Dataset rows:
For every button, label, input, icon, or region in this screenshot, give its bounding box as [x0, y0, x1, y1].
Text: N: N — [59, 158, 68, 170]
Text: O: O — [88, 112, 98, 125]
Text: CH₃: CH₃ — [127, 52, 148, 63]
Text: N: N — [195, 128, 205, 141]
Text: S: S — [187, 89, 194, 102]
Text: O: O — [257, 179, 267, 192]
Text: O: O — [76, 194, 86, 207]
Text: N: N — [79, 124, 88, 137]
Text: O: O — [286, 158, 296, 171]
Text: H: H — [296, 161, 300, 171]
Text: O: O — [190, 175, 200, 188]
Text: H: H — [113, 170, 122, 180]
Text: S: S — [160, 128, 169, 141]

• _Written problem_
Copy the whole listing above line for line, changing nothing.

• _Expected answer_
For every button, label, input, icon, or region in this screenshot, give its bounding box as [x0, y0, x1, y1].
Text: N: N — [59, 158, 68, 170]
Text: O: O — [88, 112, 98, 125]
Text: CH₃: CH₃ — [127, 52, 148, 63]
Text: N: N — [195, 128, 205, 141]
Text: S: S — [187, 89, 194, 102]
Text: O: O — [257, 179, 267, 192]
Text: O: O — [76, 194, 86, 207]
Text: N: N — [79, 124, 88, 137]
Text: O: O — [286, 158, 296, 171]
Text: H: H — [296, 161, 300, 171]
Text: O: O — [190, 175, 200, 188]
Text: H: H — [113, 170, 122, 180]
Text: S: S — [160, 128, 169, 141]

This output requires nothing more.